• REQUIRED TASK
Extract all of the entries and give them again, word for word.

== INPUT FOR THIS TASK

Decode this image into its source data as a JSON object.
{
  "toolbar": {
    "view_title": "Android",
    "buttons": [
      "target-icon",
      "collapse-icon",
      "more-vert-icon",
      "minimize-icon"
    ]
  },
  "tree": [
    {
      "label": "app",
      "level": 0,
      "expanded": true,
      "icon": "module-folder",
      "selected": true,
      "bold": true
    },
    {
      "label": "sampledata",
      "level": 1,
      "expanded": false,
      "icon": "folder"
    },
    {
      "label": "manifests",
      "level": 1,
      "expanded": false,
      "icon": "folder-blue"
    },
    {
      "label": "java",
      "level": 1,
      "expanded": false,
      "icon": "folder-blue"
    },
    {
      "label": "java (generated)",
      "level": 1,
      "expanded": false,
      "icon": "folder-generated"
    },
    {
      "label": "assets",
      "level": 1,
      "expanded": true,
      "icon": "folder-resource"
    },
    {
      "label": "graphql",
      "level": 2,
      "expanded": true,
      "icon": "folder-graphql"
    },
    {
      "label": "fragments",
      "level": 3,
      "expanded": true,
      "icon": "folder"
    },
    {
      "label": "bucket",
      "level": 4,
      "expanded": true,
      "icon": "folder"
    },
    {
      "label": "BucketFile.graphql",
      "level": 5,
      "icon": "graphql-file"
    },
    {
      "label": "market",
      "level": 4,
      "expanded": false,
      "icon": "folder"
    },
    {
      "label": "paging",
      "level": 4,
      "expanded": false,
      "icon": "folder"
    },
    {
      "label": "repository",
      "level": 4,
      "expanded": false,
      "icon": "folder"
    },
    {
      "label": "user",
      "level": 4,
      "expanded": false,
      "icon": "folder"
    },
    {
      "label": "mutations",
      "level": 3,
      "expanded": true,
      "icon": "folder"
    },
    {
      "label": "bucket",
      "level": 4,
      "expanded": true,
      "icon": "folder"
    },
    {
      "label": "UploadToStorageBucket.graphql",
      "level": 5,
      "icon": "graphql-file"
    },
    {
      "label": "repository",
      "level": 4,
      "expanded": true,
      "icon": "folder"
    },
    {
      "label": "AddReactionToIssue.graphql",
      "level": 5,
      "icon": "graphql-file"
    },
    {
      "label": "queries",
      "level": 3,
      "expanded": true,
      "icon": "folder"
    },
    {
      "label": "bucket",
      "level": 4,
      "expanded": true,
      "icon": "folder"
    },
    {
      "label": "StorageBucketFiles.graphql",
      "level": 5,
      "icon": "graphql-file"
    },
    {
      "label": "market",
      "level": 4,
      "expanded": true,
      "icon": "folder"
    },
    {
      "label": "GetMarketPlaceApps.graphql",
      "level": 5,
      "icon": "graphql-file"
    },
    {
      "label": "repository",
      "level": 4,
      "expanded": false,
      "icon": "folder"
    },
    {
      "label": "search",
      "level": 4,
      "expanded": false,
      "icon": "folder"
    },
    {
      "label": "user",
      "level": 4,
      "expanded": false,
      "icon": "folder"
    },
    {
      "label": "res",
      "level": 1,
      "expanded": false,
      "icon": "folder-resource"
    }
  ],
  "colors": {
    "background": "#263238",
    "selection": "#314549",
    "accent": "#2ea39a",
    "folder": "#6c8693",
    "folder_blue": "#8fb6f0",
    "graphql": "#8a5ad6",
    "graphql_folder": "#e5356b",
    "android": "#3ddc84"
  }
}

====

• RESULT OF THE TASK
Decode this image into its source data as a JSON object.
{
  "toolbar": {
    "view_title": "Android",
    "buttons": [
      "target-icon",
      "collapse-icon",
      "more-vert-icon",
      "minimize-icon"
    ]
  },
  "tree": [
    {
      "label": "app",
      "level": 0,
      "expanded": true,
      "icon": "module-folder",
      "selected": true,
      "bold": true
    },
    {
      "label": "sampledata",
      "level": 1,
      "expanded": false,
      "icon": "folder"
    },
    {
      "label": "manifests",
      "level": 1,
      "expanded": false,
      "icon": "folder-blue"
    },
    {
      "label": "java",
      "level": 1,
      "expanded": false,
      "icon": "folder-blue"
    },
    {
      "label": "java (generated)",
      "level": 1,
      "expanded": false,
      "icon": "folder-generated"
    },
    {
      "label": "assets",
      "level": 1,
      "expanded": true,
      "icon": "folder-resource"
    },
    {
      "label": "graphql",
      "level": 2,
      "expanded": true,
      "icon": "folder-graphql"
    },
    {
      "label": "fragments",
      "level": 3,
      "expanded": true,
      "icon": "folder"
    },
    {
      "label": "bucket",
      "level": 4,
      "expanded": true,
      "icon": "folder"
    },
    {
      "label": "BucketFile.graphql",
      "level": 5,
      "icon": "graphql-file"
    },
    {
      "label": "market",
      "level": 4,
      "expanded": false,
      "icon": "folder"
    },
    {
      "label": "paging",
      "level": 4,
      "expanded": false,
      "icon": "folder"
    },
    {
      "label": "repository",
      "level": 4,
      "expanded": false,
      "icon": "folder"
    },
    {
      "label": "user",
      "level": 4,
      "expanded": false,
      "icon": "folder"
    },
    {
      "label": "mutations",
      "level": 3,
      "expanded": true,
      "icon": "folder"
    },
    {
      "label": "bucket",
      "level": 4,
      "expanded": true,
      "icon": "folder"
    },
    {
      "label": "UploadToStorageBucket.graphql",
      "level": 5,
      "icon": "graphql-file"
    },
    {
      "label": "repository",
      "level": 4,
      "expanded": true,
      "icon": "folder"
    },
    {
      "label": "AddReactionToIssue.graphql",
      "level": 5,
      "icon": "graphql-file"
    },
    {
      "label": "queries",
      "level": 3,
      "expanded": true,
      "icon": "folder"
    },
    {
      "label": "bucket",
      "level": 4,
      "expanded": true,
      "icon": "folder"
    },
    {
      "label": "StorageBucketFiles.graphql",
      "level": 5,
      "icon": "graphql-file"
    },
    {
      "label": "market",
      "level": 4,
      "expanded": true,
      "icon": "folder"
    },
    {
      "label": "GetMarketPlaceApps.graphql",
      "level": 5,
      "icon": "graphql-file"
    },
    {
      "label": "repository",
      "level": 4,
      "expanded": false,
      "icon": "folder"
    },
    {
      "label": "search",
      "level": 4,
      "expanded": false,
      "icon": "folder"
    },
    {
      "label": "user",
      "level": 4,
      "expanded": false,
      "icon": "folder"
    },
    {
      "label": "res",
      "level": 1,
      "expanded": false,
      "icon": "folder-resource"
    }
  ],
  "colors": {
    "background": "#263238",
    "selection": "#314549",
    "accent": "#2ea39a",
    "folder": "#6c8693",
    "folder_blue": "#8fb6f0",
    "graphql": "#8a5ad6",
    "graphql_folder": "#e5356b",
    "android": "#3ddc84"
  }
}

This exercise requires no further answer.